[Task description]
Gather the lines that hold the string "search".

Records from a data source:

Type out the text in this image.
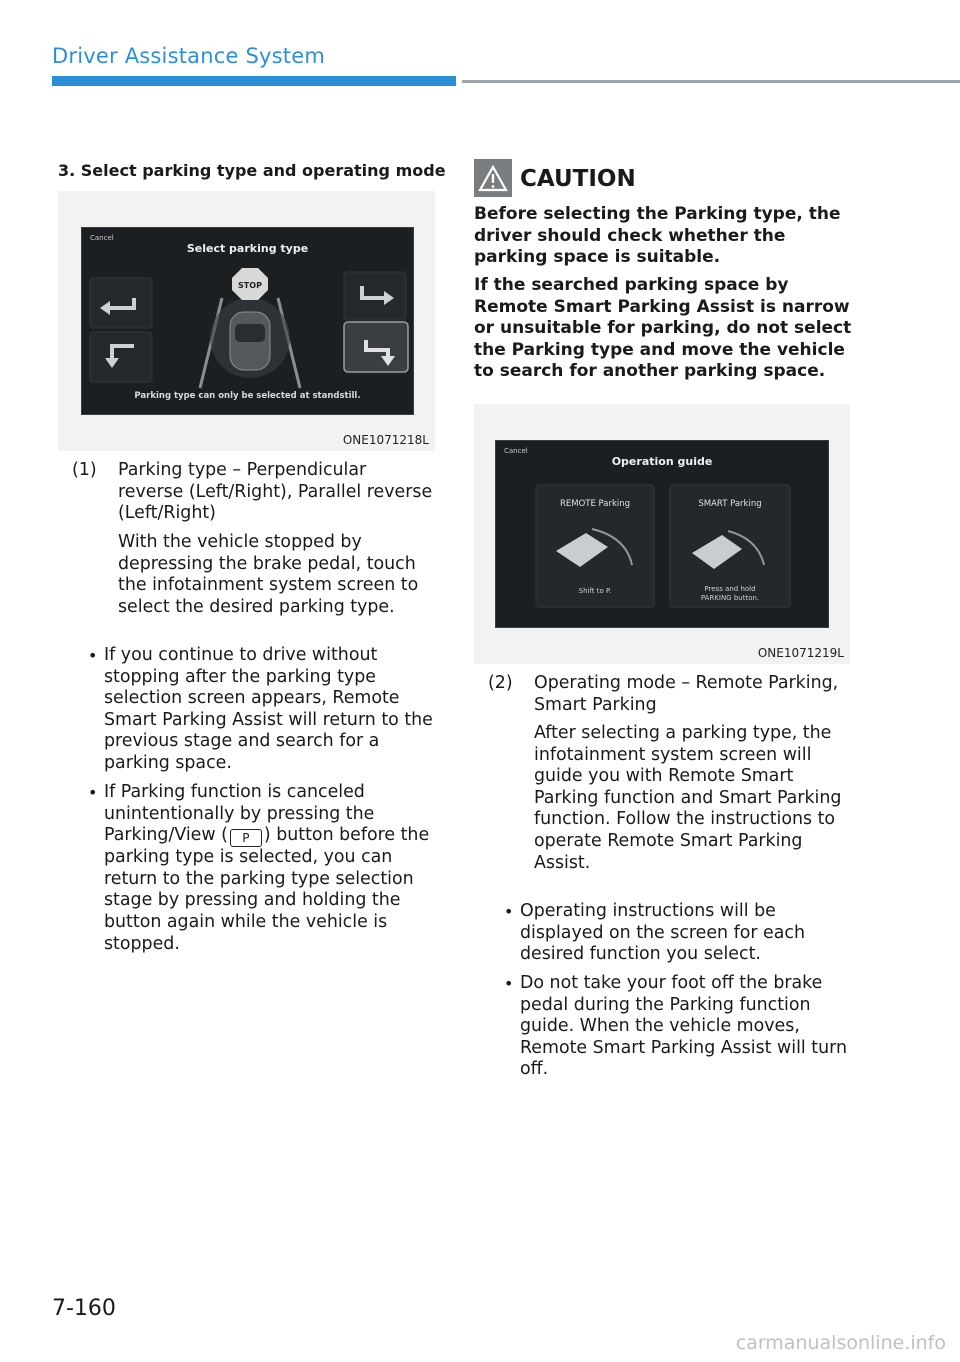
Driver Assistance System
3. Select parking type and operating mode
Cancel
Select parking type
STOP
Parking type can only be selected at standstill.
ONE1071218L
(1) Parking type – Perpendicular reverse (Left/Right), Parallel reverse (Left/Right)
With the vehicle stopped by depressing the brake pedal, touch the infotainment system screen to select the desired parking type.
• If you continue to drive without stopping after the parking type selection screen appears, Remote Smart Parking Assist will return to the previous stage and search for a parking space.
• If Parking function is canceled unintentionally by pressing the Parking/View ( P ) button before the parking type is selected, you can return to the parking type selection stage by pressing and holding the button again while the vehicle is stopped.
CAUTION
Before selecting the Parking type, the driver should check whether the parking space is suitable.
If the searched parking space by Remote Smart Parking Assist is narrow or unsuitable for parking, do not select the Parking type and move the vehicle to search for another parking space.
Cancel
Operation guide
REMOTE Parking	SMART Parking
Shift to P.	Press and hold PARKING button.
ONE1071219L
(2) Operating mode – Remote Parking, Smart Parking
After selecting a parking type, the infotainment system screen will guide you with Remote Smart Parking function and Smart Parking function. Follow the instructions to operate Remote Smart Parking Assist.
• Operating instructions will be displayed on the screen for each desired function you select.
• Do not take your foot off the brake pedal during the Parking function guide. When the vehicle moves, Remote Smart Parking Assist will turn off.
7-160
carmanualsonline.info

[Result for this task]
• If you continue to drive without stopping after the parking type selection screen appears, Remote Smart Parking Assist will return to the previous stage and search for a parking space.
If the searched parking space by Remote Smart Parking Assist is narrow or unsuitable for parking, do not select the Parking type and move the vehicle to search for another parking space.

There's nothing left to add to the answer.